• What is needed: Pictures do not belong in the copy; quote every entry below exactly.

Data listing
⁂

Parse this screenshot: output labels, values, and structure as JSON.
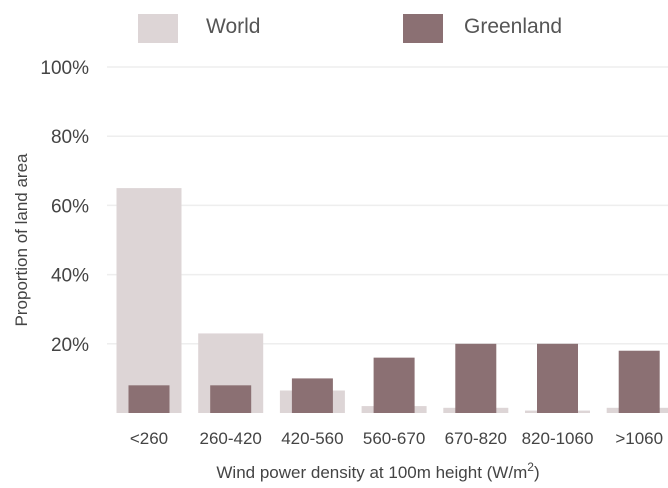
{
  "chart_data": {
    "type": "bar",
    "categories": [
      "<260",
      "260-420",
      "420-560",
      "560-670",
      "670-820",
      "820-1060",
      ">1060"
    ],
    "series": [
      {
        "name": "World",
        "values": [
          65,
          23,
          6.5,
          2,
          1.5,
          0.7,
          1.5
        ],
        "color": "#ddd5d6"
      },
      {
        "name": "Greenland",
        "values": [
          8,
          8,
          10,
          16,
          20,
          20,
          18
        ],
        "color": "#8b7073"
      }
    ],
    "ylim": [
      0,
      100
    ],
    "yticks": [
      20,
      40,
      60,
      80,
      100
    ],
    "ytick_suffix": "%",
    "ylabel": "Proportion of land area",
    "xlabel_prefix": "Wind power density at 100m height (W/m",
    "xlabel_superscript": "2",
    "xlabel_suffix": ")",
    "grid": true,
    "legend_position": "top"
  }
}
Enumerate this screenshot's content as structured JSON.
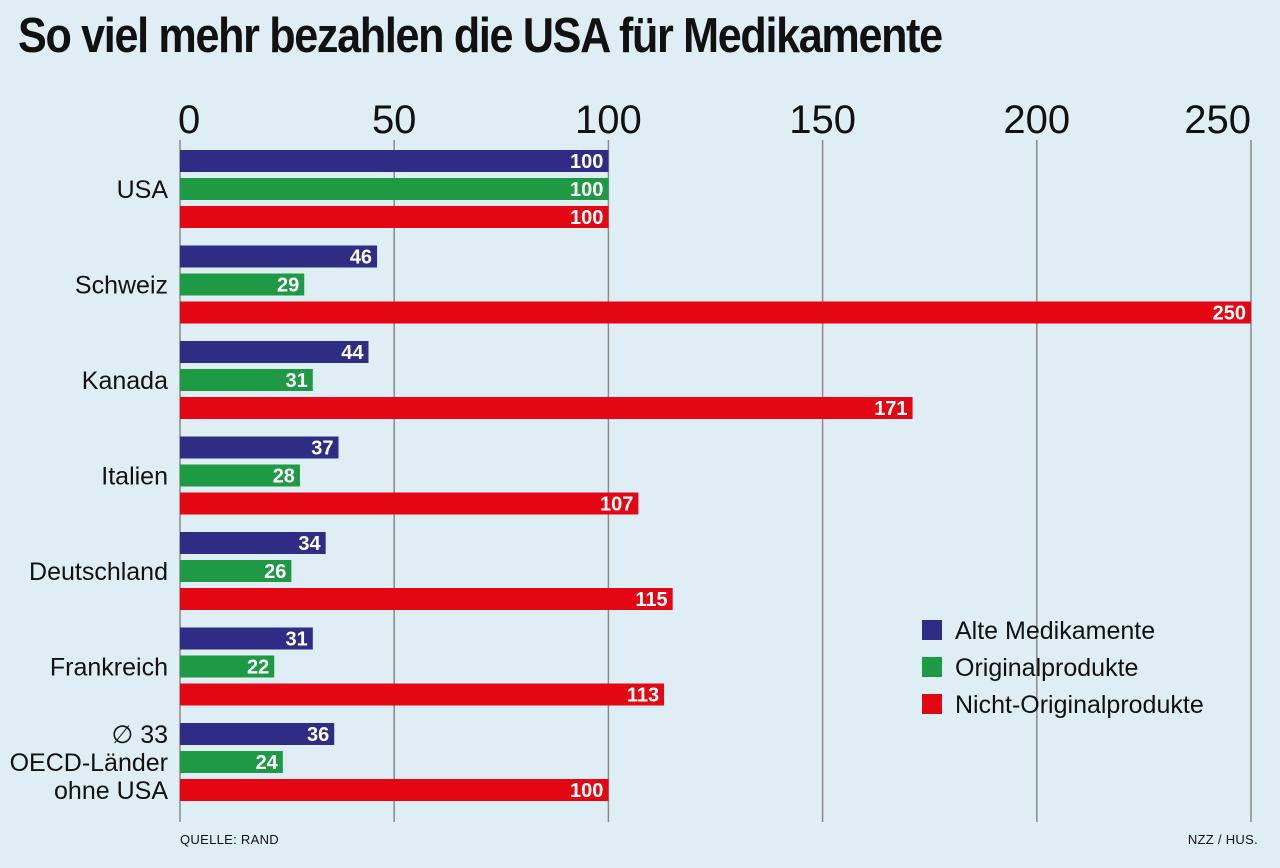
{
  "chart_data": {
    "type": "bar",
    "orientation": "horizontal",
    "title": "So viel mehr bezahlen die USA für Medikamente",
    "xlim": [
      0,
      250
    ],
    "xticks": [
      0,
      50,
      100,
      150,
      200,
      250
    ],
    "grid": true,
    "legend_position": "bottom-right",
    "categories": [
      [
        "USA"
      ],
      [
        "Schweiz"
      ],
      [
        "Kanada"
      ],
      [
        "Italien"
      ],
      [
        "Deutschland"
      ],
      [
        "Frankreich"
      ],
      [
        "∅ 33",
        "OECD-Länder",
        "ohne USA"
      ]
    ],
    "series": [
      {
        "name": "Alte Medikamente",
        "color": "#2e2c85",
        "values": [
          100,
          46,
          44,
          37,
          34,
          31,
          36
        ]
      },
      {
        "name": "Originalprodukte",
        "color": "#1e9a44",
        "values": [
          100,
          29,
          31,
          28,
          26,
          22,
          24
        ]
      },
      {
        "name": "Nicht-Originalprodukte",
        "color": "#e30613",
        "values": [
          100,
          250,
          171,
          107,
          115,
          113,
          100
        ]
      }
    ]
  },
  "footer": {
    "source": "QUELLE: RAND",
    "credit": "NZZ / HUS."
  }
}
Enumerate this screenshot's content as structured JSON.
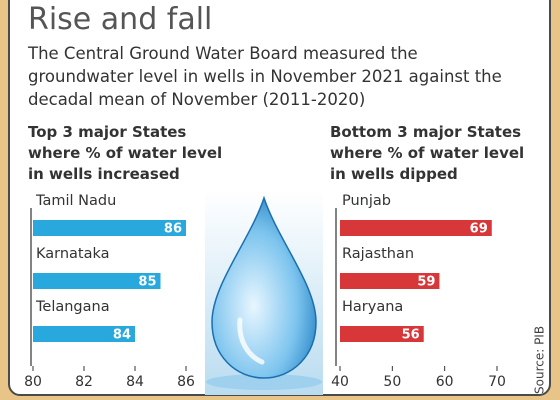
{
  "title": "Rise and fall",
  "subtitle": "The Central Ground Water Board measured the groundwater level in wells in November 2021 against the decadal mean of November (2011-2020)",
  "source": "Source: PIB",
  "chart_data": [
    {
      "type": "bar",
      "orientation": "horizontal",
      "title": "Top 3 major States where % of water level in wells increased",
      "categories": [
        "Tamil Nadu",
        "Karnataka",
        "Telangana"
      ],
      "values": [
        86,
        85,
        84
      ],
      "color": "#29a8de",
      "xlim": [
        80,
        86
      ],
      "xticks": [
        80,
        82,
        84,
        86
      ]
    },
    {
      "type": "bar",
      "orientation": "horizontal",
      "title": "Bottom 3 major States where % of water level in wells dipped",
      "categories": [
        "Punjab",
        "Rajasthan",
        "Haryana"
      ],
      "values": [
        69,
        59,
        56
      ],
      "color": "#d8373a",
      "xlim": [
        40,
        70
      ],
      "xticks": [
        40,
        50,
        60,
        70
      ]
    }
  ]
}
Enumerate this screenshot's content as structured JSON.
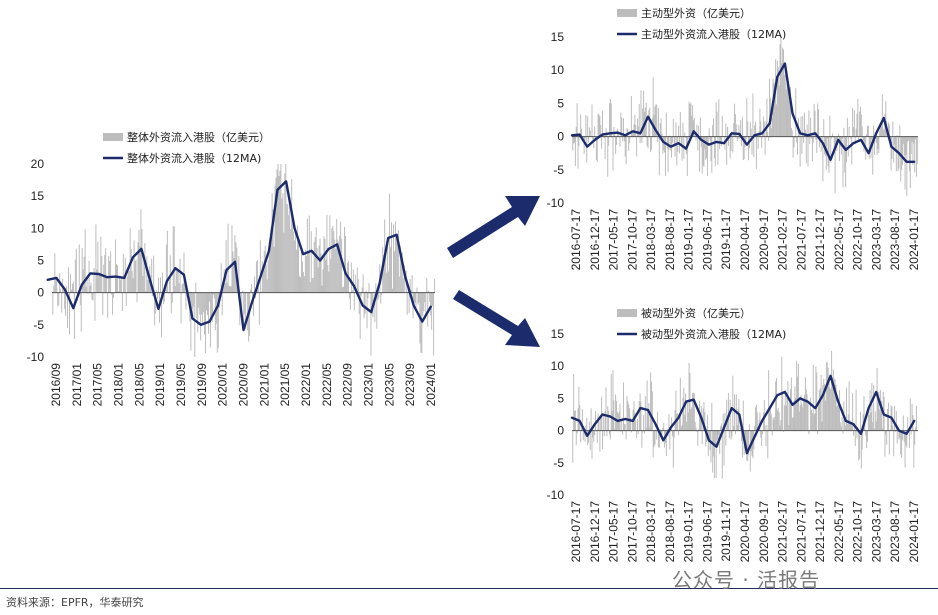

⁂

• Task result:
Parse this screenshot: output labels, values, and structure as JSON.
{
  "chart_data": {
    "type": "bar",
    "categories": [
      "<260",
      "260-420",
      "420-560",
      "560-670",
      "670-820",
      "820-1060",
      ">1060"
    ],
    "series": [
      {
        "name": "World",
        "values": [
          65,
          23,
          6.5,
          2,
          1.5,
          0.7,
          1.5
        ],
        "color": "#ddd5d6"
      },
      {
        "name": "Greenland",
        "values": [
          8,
          8,
          10,
          16,
          20,
          20,
          18
        ],
        "color": "#8b7073"
      }
    ],
    "ylim": [
      0,
      100
    ],
    "yticks": [
      20,
      40,
      60,
      80,
      100
    ],
    "ytick_suffix": "%",
    "ylabel": "Proportion of land area",
    "xlabel_prefix": "Wind power density at 100m height (W/m",
    "xlabel_superscript": "2",
    "xlabel_suffix": ")",
    "grid": true,
    "legend_position": "top"
  }
}
Enumerate this screenshot's content as structured JSON.
{
  "chart_data": {
    "type": "bar",
    "orientation": "horizontal",
    "title": "So viel mehr bezahlen die USA für Medikamente",
    "xlim": [
      0,
      250
    ],
    "xticks": [
      0,
      50,
      100,
      150,
      200,
      250
    ],
    "grid": true,
    "legend_position": "bottom-right",
    "categories": [
      [
        "USA"
      ],
      [
        "Schweiz"
      ],
      [
        "Kanada"
      ],
      [
        "Italien"
      ],
      [
        "Deutschland"
      ],
      [
        "Frankreich"
      ],
      [
        "∅ 33",
        "OECD-Länder",
        "ohne USA"
      ]
    ],
    "series": [
      {
        "name": "Alte Medikamente",
        "color": "#2e2c85",
        "values": [
          100,
          46,
          44,
          37,
          34,
          31,
          36
        ]
      },
      {
        "name": "Originalprodukte",
        "color": "#1e9a44",
        "values": [
          100,
          29,
          31,
          28,
          26,
          22,
          24
        ]
      },
      {
        "name": "Nicht-Originalprodukte",
        "color": "#e30613",
        "values": [
          100,
          250,
          171,
          107,
          115,
          113,
          100
        ]
      }
    ]
  },
  "footer": {
    "source": "QUELLE: RAND",
    "credit": "NZZ / HUS."
  }
}
Enumerate this screenshot's content as structured JSON.
{
  "title": "Rise and fall",
  "subtitle": "The Central Ground Water Board measured the groundwater level in wells in November 2021 against the decadal mean of November (2011-2020)",
  "source": "Source: PIB",
  "chart_data": [
    {
      "type": "bar",
      "orientation": "horizontal",
      "title": "Top 3 major States where % of water level in wells increased",
      "categories": [
        "Tamil Nadu",
        "Karnataka",
        "Telangana"
      ],
      "values": [
        86,
        85,
        84
      ],
      "color": "#29a8de",
      "xlim": [
        80,
        86
      ],
      "xticks": [
        80,
        82,
        84,
        86
      ]
    },
    {
      "type": "bar",
      "orientation": "horizontal",
      "title": "Bottom 3 major States where % of water level in wells dipped",
      "categories": [
        "Punjab",
        "Rajasthan",
        "Haryana"
      ],
      "values": [
        69,
        59,
        56
      ],
      "color": "#d8373a",
      "xlim": [
        40,
        70
      ],
      "xticks": [
        40,
        50,
        60,
        70
      ]
    }
  ]
}
Enumerate this screenshot's content as structured JSON.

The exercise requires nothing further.